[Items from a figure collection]
• • • •

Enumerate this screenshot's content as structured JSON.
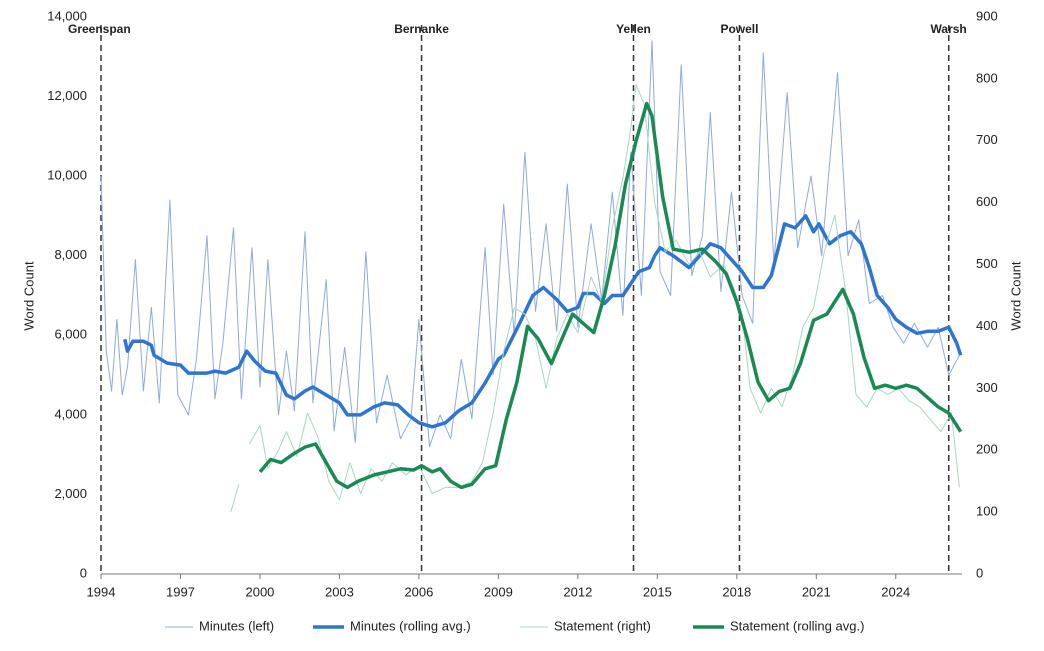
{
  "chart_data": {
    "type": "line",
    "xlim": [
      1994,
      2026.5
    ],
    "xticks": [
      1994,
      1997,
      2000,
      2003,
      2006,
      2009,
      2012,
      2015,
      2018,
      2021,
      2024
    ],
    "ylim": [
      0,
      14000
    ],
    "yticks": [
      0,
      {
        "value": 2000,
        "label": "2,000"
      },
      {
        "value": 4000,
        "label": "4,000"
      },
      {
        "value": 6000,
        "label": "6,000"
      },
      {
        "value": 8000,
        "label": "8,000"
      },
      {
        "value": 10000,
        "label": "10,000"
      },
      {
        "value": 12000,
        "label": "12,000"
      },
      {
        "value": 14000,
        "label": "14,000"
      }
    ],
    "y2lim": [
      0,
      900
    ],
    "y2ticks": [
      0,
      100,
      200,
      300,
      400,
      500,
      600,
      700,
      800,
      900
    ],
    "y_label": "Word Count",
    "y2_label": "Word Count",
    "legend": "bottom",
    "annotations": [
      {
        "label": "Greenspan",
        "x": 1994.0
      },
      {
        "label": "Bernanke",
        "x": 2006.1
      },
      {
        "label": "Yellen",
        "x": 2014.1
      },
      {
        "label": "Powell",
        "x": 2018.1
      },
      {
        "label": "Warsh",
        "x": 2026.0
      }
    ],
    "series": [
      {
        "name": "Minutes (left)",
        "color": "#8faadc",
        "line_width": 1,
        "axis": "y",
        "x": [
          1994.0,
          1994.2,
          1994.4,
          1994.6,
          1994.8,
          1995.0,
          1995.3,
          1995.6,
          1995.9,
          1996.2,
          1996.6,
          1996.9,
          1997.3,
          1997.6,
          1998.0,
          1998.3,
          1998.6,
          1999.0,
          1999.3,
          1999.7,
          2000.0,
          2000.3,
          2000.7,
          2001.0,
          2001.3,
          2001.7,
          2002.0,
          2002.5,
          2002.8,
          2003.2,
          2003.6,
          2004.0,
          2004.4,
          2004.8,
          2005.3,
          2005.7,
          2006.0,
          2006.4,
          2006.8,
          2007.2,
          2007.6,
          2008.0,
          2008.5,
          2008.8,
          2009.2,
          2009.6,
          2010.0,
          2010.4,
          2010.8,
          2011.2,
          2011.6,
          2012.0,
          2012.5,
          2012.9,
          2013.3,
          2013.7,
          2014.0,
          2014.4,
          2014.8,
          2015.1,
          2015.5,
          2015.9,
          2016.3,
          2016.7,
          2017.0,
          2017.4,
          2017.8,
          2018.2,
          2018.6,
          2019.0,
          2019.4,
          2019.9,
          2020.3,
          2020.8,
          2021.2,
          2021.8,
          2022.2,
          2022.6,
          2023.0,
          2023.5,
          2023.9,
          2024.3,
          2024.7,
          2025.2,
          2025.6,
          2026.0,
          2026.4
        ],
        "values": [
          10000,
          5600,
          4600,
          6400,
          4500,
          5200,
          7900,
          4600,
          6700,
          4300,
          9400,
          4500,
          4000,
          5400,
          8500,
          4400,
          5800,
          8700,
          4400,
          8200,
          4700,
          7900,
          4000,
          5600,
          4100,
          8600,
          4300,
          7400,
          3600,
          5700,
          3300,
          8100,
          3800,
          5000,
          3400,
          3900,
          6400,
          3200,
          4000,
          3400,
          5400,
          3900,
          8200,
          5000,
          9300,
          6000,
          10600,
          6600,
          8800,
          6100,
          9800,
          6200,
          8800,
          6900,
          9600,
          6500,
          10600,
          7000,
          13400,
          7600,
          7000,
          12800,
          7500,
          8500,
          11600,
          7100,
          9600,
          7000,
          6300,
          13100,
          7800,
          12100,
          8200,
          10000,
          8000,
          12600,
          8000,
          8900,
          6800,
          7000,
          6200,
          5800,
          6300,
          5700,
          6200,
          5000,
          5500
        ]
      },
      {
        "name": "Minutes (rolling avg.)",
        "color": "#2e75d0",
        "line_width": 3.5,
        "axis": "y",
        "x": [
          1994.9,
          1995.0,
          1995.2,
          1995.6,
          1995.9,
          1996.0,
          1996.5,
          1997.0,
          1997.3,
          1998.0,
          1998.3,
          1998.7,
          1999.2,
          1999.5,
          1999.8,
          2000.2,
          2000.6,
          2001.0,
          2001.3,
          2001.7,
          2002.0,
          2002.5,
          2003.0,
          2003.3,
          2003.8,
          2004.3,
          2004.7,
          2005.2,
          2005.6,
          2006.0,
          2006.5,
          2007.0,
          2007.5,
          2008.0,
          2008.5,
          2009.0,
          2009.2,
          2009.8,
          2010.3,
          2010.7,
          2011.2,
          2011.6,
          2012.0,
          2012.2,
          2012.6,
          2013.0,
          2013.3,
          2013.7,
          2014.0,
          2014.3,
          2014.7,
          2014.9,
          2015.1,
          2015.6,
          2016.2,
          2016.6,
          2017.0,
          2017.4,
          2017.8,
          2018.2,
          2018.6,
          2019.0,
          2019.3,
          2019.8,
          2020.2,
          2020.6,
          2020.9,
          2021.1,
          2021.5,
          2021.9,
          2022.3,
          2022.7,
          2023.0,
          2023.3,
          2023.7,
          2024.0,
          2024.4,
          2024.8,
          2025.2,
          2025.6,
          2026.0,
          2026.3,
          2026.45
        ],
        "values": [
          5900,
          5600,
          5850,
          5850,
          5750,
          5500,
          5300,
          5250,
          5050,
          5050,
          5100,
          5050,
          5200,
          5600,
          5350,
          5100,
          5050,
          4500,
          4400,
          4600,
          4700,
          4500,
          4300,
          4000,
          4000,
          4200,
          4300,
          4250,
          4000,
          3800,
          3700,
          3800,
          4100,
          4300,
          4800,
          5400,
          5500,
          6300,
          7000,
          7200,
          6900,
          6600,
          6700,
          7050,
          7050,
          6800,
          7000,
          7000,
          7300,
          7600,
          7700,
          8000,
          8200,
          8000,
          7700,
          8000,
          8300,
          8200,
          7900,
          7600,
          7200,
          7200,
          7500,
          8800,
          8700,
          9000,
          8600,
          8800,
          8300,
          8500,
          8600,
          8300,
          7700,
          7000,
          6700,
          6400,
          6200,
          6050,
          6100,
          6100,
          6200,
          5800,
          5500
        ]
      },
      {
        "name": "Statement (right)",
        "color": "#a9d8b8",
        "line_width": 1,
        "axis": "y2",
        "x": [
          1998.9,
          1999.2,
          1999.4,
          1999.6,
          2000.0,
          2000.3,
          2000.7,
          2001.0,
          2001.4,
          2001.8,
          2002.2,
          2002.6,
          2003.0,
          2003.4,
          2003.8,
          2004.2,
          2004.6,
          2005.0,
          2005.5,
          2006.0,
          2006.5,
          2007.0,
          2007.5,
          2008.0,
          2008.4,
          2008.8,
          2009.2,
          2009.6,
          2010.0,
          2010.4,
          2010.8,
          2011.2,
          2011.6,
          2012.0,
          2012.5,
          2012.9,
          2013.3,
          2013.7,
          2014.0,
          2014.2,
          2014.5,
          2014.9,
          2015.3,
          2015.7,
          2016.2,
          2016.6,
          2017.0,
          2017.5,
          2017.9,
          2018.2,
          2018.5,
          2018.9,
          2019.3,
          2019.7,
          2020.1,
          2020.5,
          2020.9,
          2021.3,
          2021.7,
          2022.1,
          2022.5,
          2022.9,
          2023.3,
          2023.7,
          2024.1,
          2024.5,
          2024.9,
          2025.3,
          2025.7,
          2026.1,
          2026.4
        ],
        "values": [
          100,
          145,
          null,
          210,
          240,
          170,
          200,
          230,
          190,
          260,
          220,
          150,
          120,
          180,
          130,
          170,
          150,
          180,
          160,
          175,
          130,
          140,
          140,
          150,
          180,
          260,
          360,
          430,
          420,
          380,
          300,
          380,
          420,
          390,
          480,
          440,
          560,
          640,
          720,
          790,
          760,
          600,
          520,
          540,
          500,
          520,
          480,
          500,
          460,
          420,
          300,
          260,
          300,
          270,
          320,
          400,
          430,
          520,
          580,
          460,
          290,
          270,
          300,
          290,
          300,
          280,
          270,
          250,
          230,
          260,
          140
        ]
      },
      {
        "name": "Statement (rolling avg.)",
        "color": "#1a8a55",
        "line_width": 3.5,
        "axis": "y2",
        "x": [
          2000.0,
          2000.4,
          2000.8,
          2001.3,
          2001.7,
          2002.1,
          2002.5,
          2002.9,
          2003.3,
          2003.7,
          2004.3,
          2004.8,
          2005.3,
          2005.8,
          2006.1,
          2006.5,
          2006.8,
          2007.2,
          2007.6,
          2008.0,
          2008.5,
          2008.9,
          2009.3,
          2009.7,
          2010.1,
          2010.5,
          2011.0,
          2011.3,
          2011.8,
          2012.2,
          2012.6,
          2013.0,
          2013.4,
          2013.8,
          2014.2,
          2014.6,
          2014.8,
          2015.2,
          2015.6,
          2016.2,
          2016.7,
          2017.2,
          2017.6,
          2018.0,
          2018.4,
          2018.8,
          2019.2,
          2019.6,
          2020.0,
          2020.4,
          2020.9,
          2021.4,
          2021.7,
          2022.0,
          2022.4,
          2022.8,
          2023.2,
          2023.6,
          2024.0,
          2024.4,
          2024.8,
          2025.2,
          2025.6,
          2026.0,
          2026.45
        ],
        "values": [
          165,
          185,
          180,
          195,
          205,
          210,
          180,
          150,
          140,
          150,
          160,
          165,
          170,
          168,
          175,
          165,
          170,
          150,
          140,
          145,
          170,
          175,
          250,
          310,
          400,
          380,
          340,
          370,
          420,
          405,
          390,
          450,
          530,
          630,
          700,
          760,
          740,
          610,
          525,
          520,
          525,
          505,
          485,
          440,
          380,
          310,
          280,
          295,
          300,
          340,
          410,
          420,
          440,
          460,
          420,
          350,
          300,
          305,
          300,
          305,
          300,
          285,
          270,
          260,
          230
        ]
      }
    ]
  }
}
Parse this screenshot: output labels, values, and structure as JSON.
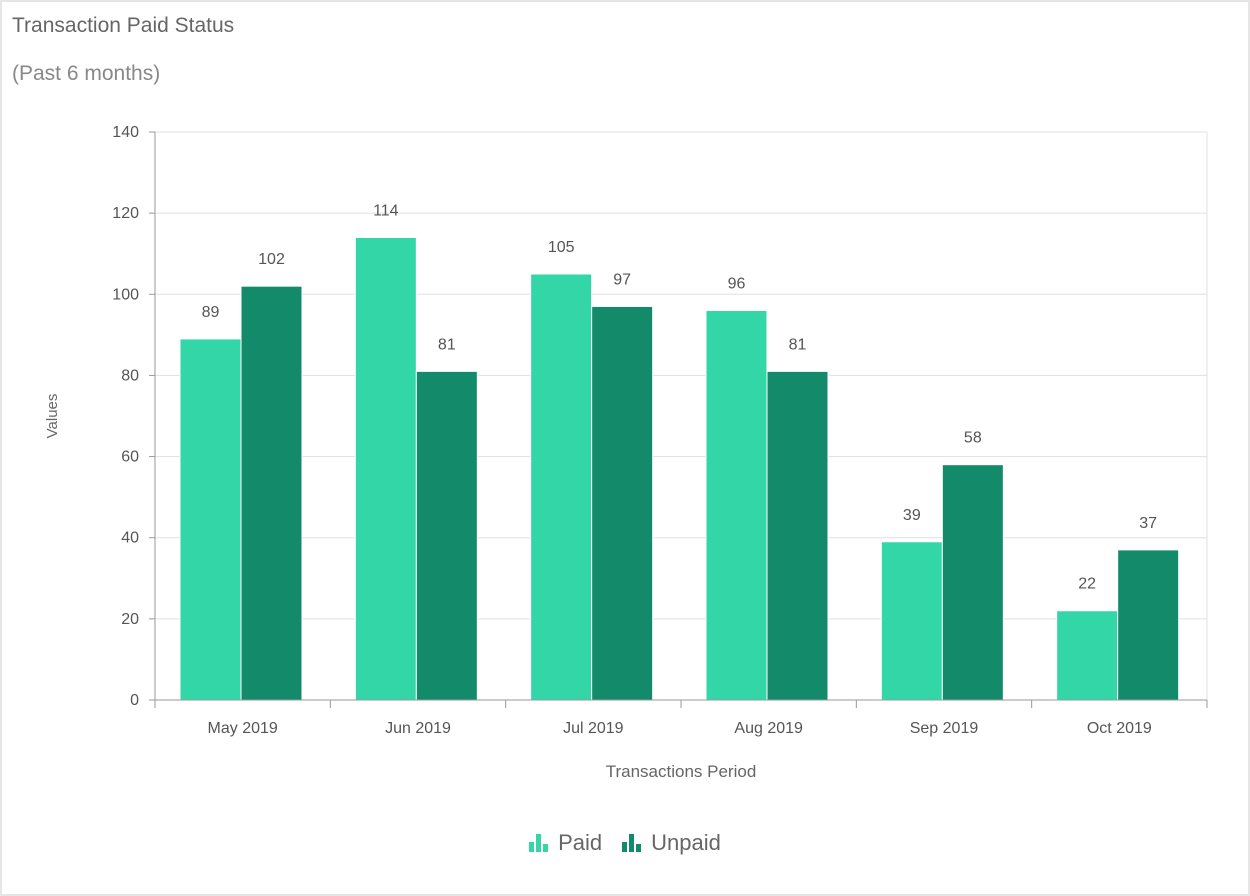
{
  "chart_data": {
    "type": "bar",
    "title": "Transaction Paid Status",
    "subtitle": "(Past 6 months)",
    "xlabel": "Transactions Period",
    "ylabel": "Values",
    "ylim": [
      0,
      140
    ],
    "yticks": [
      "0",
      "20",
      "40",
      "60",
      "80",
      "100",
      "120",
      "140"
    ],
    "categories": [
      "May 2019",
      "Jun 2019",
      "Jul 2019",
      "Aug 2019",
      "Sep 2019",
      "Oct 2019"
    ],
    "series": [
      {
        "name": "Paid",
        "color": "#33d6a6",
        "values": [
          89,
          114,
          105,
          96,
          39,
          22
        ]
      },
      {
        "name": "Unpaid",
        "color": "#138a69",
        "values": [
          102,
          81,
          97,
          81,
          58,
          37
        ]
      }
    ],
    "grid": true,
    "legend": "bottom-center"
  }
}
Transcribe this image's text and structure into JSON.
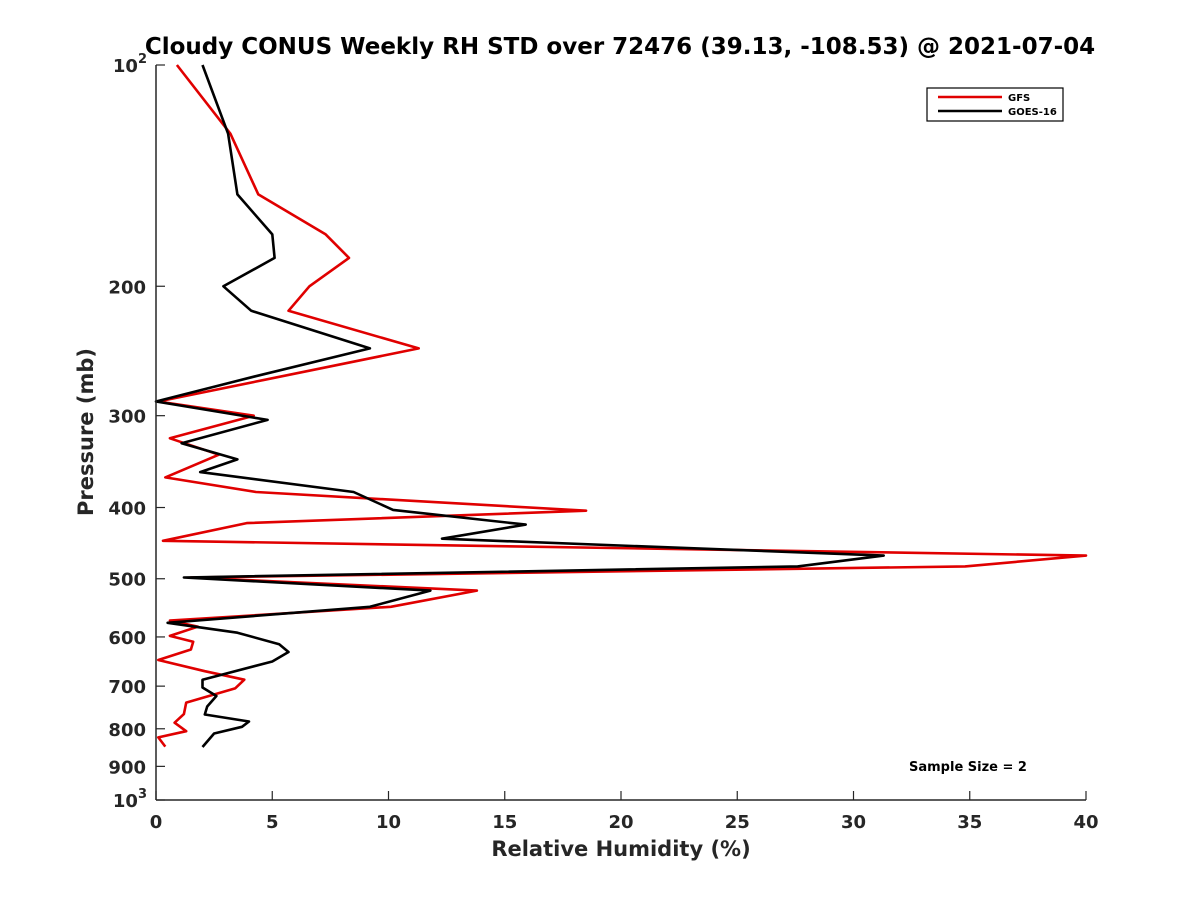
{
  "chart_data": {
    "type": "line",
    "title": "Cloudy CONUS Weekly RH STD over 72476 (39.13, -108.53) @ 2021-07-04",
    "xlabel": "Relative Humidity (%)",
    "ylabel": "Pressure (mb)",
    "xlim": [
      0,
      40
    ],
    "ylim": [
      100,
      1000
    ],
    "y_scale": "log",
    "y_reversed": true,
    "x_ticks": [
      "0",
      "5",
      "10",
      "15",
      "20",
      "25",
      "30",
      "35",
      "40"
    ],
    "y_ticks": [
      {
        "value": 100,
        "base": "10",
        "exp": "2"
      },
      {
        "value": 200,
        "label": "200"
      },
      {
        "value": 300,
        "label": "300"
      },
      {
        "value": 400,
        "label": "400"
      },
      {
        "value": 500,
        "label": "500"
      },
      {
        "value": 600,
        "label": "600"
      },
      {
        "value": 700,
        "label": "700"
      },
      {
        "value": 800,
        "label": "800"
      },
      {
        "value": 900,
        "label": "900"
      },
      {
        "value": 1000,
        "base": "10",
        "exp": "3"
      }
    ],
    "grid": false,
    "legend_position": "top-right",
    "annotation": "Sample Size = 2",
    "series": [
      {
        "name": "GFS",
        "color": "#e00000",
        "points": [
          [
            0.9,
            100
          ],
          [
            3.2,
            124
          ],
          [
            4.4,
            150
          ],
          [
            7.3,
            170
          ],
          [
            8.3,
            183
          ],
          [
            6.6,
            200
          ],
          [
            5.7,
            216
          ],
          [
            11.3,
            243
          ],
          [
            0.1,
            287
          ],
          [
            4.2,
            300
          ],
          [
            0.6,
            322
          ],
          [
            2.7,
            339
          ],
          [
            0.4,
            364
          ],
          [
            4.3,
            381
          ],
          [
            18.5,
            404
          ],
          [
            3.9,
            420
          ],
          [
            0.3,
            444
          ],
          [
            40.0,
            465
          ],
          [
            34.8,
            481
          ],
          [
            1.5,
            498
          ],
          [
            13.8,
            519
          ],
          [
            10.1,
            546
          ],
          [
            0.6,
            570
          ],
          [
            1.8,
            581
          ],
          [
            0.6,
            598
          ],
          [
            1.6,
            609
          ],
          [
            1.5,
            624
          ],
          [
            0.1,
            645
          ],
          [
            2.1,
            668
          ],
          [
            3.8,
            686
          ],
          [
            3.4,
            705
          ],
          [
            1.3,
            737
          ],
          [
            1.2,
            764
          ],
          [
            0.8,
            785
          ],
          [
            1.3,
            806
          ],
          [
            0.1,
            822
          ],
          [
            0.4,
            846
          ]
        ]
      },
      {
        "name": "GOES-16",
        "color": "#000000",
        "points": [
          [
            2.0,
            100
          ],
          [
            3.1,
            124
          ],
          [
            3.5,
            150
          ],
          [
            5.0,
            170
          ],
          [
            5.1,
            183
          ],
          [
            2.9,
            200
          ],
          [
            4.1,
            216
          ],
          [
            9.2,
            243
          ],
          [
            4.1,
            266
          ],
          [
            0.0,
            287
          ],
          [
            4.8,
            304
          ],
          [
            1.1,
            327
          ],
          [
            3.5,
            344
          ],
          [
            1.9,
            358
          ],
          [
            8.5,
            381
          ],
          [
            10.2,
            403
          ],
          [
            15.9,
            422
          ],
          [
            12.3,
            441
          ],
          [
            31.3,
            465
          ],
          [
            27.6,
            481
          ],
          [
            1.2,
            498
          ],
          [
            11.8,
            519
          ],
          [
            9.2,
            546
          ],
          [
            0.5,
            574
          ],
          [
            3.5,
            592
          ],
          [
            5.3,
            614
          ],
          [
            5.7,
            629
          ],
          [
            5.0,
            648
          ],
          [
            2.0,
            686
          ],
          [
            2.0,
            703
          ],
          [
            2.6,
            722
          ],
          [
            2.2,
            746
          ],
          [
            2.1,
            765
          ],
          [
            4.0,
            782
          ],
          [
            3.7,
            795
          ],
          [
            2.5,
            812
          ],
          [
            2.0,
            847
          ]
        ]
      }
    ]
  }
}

• • • •

> [WHAT THE EXERCISE ASKS] Each line in the entries above that includes the string "Minutes" should be extracted.

> [RESPONSE BELOW]
        "name": "Minutes (left)",
        "name": "Minutes (rolling avg.)",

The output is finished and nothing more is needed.